_SOURCE DATA_
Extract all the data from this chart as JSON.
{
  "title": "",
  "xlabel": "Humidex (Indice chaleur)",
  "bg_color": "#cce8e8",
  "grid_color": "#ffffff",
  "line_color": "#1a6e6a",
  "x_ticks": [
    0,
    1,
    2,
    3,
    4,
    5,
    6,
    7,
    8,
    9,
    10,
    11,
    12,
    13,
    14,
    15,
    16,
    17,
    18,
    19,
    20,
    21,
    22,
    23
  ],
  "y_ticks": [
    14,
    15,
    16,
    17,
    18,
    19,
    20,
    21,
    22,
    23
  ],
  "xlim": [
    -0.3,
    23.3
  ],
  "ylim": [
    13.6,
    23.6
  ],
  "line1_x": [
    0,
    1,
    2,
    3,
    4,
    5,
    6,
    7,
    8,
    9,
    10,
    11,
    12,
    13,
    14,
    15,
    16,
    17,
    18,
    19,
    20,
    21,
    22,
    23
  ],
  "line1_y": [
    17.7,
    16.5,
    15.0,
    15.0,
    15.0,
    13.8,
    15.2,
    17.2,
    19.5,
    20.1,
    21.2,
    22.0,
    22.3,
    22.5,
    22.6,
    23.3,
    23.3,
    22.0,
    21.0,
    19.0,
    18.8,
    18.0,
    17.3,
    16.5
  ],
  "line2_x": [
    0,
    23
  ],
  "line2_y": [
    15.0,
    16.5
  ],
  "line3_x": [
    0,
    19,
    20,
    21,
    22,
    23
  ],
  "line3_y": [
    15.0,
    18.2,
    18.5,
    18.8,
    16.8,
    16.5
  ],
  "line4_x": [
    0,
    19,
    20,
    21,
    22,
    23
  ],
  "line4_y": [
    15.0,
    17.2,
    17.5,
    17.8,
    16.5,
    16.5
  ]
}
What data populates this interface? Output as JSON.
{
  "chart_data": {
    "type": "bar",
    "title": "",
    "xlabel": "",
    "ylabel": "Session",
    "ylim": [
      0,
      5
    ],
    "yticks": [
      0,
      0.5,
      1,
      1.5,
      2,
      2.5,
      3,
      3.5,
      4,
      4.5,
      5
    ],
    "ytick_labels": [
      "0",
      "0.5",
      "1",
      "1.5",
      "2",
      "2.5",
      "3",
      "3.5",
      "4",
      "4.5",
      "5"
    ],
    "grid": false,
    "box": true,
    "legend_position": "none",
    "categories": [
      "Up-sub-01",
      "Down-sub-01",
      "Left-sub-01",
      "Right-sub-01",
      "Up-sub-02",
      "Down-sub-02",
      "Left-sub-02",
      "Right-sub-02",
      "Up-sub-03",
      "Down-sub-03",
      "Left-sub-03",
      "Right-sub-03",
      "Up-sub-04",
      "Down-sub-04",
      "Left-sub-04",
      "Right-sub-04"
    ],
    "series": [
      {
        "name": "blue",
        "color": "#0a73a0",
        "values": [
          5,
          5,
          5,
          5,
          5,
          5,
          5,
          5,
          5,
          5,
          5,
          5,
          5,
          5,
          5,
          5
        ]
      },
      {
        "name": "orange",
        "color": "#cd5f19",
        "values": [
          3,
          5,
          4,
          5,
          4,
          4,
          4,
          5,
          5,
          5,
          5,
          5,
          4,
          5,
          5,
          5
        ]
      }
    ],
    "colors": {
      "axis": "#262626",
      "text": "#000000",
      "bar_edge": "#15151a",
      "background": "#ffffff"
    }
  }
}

_GIVEN TASK_
Show every line of the listing in which the string "Down" can be found.

_EXPECTED OUTPUT_
      "Down-sub-01",
      "Down-sub-02",
      "Down-sub-03",
      "Down-sub-04",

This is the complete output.